*WHAT YOU NEED TO DO*. Transcribe the listing below word for word.

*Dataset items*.
______________________________

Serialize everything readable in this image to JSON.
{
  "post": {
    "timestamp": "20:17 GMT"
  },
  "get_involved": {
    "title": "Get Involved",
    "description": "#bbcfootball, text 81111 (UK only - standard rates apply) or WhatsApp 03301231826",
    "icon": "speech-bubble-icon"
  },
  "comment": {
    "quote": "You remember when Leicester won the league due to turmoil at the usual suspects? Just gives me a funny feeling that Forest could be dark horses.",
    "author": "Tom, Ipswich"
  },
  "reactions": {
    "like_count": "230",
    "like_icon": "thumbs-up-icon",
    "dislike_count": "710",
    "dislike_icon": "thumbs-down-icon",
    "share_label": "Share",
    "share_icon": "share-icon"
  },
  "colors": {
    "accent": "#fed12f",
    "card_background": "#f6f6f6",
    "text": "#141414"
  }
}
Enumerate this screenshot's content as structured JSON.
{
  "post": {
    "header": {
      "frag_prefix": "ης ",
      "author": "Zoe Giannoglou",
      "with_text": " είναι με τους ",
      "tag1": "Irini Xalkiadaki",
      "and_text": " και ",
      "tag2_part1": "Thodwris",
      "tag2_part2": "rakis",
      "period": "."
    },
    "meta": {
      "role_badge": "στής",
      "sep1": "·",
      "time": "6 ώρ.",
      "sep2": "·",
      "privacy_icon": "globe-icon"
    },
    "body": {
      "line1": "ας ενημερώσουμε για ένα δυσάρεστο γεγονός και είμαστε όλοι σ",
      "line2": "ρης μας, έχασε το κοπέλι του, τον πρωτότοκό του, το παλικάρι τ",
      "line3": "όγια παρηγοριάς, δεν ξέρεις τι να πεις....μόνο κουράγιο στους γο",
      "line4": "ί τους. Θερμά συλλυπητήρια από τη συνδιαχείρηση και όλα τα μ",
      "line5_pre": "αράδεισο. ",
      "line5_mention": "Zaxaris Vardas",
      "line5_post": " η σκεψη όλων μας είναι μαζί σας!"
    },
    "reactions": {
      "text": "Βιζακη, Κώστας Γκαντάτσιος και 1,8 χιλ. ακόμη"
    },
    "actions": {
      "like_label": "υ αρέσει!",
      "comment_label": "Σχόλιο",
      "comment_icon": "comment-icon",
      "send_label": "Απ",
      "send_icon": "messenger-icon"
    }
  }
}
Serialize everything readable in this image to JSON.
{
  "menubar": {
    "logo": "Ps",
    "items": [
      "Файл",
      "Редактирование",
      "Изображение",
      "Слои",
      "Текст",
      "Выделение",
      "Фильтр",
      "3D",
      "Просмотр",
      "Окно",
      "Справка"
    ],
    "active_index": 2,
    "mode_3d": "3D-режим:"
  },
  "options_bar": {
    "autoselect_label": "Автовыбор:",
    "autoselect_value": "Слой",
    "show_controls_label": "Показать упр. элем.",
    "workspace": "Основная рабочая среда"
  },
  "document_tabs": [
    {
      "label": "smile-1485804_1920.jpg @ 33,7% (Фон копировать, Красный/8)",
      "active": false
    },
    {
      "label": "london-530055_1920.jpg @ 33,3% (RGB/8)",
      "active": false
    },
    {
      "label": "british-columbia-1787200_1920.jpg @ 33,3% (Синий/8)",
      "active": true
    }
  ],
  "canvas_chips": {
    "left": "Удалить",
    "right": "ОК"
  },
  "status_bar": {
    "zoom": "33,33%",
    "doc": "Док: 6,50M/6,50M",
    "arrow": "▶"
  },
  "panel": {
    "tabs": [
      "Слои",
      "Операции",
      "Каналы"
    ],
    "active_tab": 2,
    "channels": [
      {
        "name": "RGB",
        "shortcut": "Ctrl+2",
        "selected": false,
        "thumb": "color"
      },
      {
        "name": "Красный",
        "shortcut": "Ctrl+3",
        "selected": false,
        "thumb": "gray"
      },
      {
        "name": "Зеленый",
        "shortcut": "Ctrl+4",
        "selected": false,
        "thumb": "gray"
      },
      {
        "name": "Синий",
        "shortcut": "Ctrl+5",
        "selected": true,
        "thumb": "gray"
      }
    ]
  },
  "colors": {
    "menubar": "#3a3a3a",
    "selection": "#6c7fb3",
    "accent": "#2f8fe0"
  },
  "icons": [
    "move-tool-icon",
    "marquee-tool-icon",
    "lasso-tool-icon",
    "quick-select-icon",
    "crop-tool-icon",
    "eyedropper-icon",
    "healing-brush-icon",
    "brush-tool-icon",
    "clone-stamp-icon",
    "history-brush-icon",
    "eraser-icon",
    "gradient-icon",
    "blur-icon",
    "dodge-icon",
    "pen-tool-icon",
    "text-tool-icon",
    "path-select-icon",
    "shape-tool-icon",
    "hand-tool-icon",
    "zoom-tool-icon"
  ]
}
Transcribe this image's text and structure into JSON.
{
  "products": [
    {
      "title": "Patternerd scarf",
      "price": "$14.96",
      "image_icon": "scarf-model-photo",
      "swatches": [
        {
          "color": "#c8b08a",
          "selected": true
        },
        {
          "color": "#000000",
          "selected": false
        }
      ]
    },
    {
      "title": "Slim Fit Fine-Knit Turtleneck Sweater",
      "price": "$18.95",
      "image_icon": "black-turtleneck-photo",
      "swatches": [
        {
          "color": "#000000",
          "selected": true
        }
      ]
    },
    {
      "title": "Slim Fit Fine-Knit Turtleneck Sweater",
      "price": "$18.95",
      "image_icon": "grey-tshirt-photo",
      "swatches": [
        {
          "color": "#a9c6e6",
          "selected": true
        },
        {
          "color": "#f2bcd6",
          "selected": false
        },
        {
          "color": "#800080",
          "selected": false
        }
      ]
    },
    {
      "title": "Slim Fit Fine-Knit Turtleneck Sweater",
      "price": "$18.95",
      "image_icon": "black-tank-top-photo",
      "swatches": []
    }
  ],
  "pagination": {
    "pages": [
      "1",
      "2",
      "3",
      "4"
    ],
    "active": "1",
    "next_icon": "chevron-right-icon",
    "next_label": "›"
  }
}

______________________________

*OUTPUT FOR THIS EXERCISE*.
Serialize everything readable in this image to JSON.
{
  "post": {
    "timestamp": "20:17 GMT"
  },
  "get_involved": {
    "title": "Get Involved",
    "description": "#bbcfootball, text 81111 (UK only - standard rates apply) or WhatsApp 03301231826",
    "icon": "speech-bubble-icon"
  },
  "comment": {
    "quote": "You remember when Leicester won the league due to turmoil at the usual suspects? Just gives me a funny feeling that Forest could be dark horses.",
    "author": "Tom, Ipswich"
  },
  "reactions": {
    "like_count": "230",
    "like_icon": "thumbs-up-icon",
    "dislike_count": "710",
    "dislike_icon": "thumbs-down-icon",
    "share_label": "Share",
    "share_icon": "share-icon"
  },
  "colors": {
    "accent": "#fed12f",
    "card_background": "#f6f6f6",
    "text": "#141414"
  }
}
Enumerate this screenshot's content as structured JSON.
{
  "post": {
    "header": {
      "frag_prefix": "ης ",
      "author": "Zoe Giannoglou",
      "with_text": " είναι με τους ",
      "tag1": "Irini Xalkiadaki",
      "and_text": " και ",
      "tag2_part1": "Thodwris",
      "tag2_part2": "rakis",
      "period": "."
    },
    "meta": {
      "role_badge": "στής",
      "sep1": "·",
      "time": "6 ώρ.",
      "sep2": "·",
      "privacy_icon": "globe-icon"
    },
    "body": {
      "line1": "ας ενημερώσουμε για ένα δυσάρεστο γεγονός και είμαστε όλοι σ",
      "line2": "ρης μας, έχασε το κοπέλι του, τον πρωτότοκό του, το παλικάρι τ",
      "line3": "όγια παρηγοριάς, δεν ξέρεις τι να πεις....μόνο κουράγιο στους γο",
      "line4": "ί τους. Θερμά συλλυπητήρια από τη συνδιαχείρηση και όλα τα μ",
      "line5_pre": "αράδεισο. ",
      "line5_mention": "Zaxaris Vardas",
      "line5_post": " η σκεψη όλων μας είναι μαζί σας!"
    },
    "reactions": {
      "text": "Βιζακη, Κώστας Γκαντάτσιος και 1,8 χιλ. ακόμη"
    },
    "actions": {
      "like_label": "υ αρέσει!",
      "comment_label": "Σχόλιο",
      "comment_icon": "comment-icon",
      "send_label": "Απ",
      "send_icon": "messenger-icon"
    }
  }
}
Serialize everything readable in this image to JSON.
{
  "menubar": {
    "logo": "Ps",
    "items": [
      "Файл",
      "Редактирование",
      "Изображение",
      "Слои",
      "Текст",
      "Выделение",
      "Фильтр",
      "3D",
      "Просмотр",
      "Окно",
      "Справка"
    ],
    "active_index": 2,
    "mode_3d": "3D-режим:"
  },
  "options_bar": {
    "autoselect_label": "Автовыбор:",
    "autoselect_value": "Слой",
    "show_controls_label": "Показать упр. элем.",
    "workspace": "Основная рабочая среда"
  },
  "document_tabs": [
    {
      "label": "smile-1485804_1920.jpg @ 33,7% (Фон копировать, Красный/8)",
      "active": false
    },
    {
      "label": "london-530055_1920.jpg @ 33,3% (RGB/8)",
      "active": false
    },
    {
      "label": "british-columbia-1787200_1920.jpg @ 33,3% (Синий/8)",
      "active": true
    }
  ],
  "canvas_chips": {
    "left": "Удалить",
    "right": "ОК"
  },
  "status_bar": {
    "zoom": "33,33%",
    "doc": "Док: 6,50M/6,50M",
    "arrow": "▶"
  },
  "panel": {
    "tabs": [
      "Слои",
      "Операции",
      "Каналы"
    ],
    "active_tab": 2,
    "channels": [
      {
        "name": "RGB",
        "shortcut": "Ctrl+2",
        "selected": false,
        "thumb": "color"
      },
      {
        "name": "Красный",
        "shortcut": "Ctrl+3",
        "selected": false,
        "thumb": "gray"
      },
      {
        "name": "Зеленый",
        "shortcut": "Ctrl+4",
        "selected": false,
        "thumb": "gray"
      },
      {
        "name": "Синий",
        "shortcut": "Ctrl+5",
        "selected": true,
        "thumb": "gray"
      }
    ]
  },
  "colors": {
    "menubar": "#3a3a3a",
    "selection": "#6c7fb3",
    "accent": "#2f8fe0"
  },
  "icons": [
    "move-tool-icon",
    "marquee-tool-icon",
    "lasso-tool-icon",
    "quick-select-icon",
    "crop-tool-icon",
    "eyedropper-icon",
    "healing-brush-icon",
    "brush-tool-icon",
    "clone-stamp-icon",
    "history-brush-icon",
    "eraser-icon",
    "gradient-icon",
    "blur-icon",
    "dodge-icon",
    "pen-tool-icon",
    "text-tool-icon",
    "path-select-icon",
    "shape-tool-icon",
    "hand-tool-icon",
    "zoom-tool-icon"
  ]
}
Transcribe this image's text and structure into JSON.
{
  "products": [
    {
      "title": "Patternerd scarf",
      "price": "$14.96",
      "image_icon": "scarf-model-photo",
      "swatches": [
        {
          "color": "#c8b08a",
          "selected": true
        },
        {
          "color": "#000000",
          "selected": false
        }
      ]
    },
    {
      "title": "Slim Fit Fine-Knit Turtleneck Sweater",
      "price": "$18.95",
      "image_icon": "black-turtleneck-photo",
      "swatches": [
        {
          "color": "#000000",
          "selected": true
        }
      ]
    },
    {
      "title": "Slim Fit Fine-Knit Turtleneck Sweater",
      "price": "$18.95",
      "image_icon": "grey-tshirt-photo",
      "swatches": [
        {
          "color": "#a9c6e6",
          "selected": true
        },
        {
          "color": "#f2bcd6",
          "selected": false
        },
        {
          "color": "#800080",
          "selected": false
        }
      ]
    },
    {
      "title": "Slim Fit Fine-Knit Turtleneck Sweater",
      "price": "$18.95",
      "image_icon": "black-tank-top-photo",
      "swatches": []
    }
  ],
  "pagination": {
    "pages": [
      "1",
      "2",
      "3",
      "4"
    ],
    "active": "1",
    "next_icon": "chevron-right-icon",
    "next_label": "›"
  }
}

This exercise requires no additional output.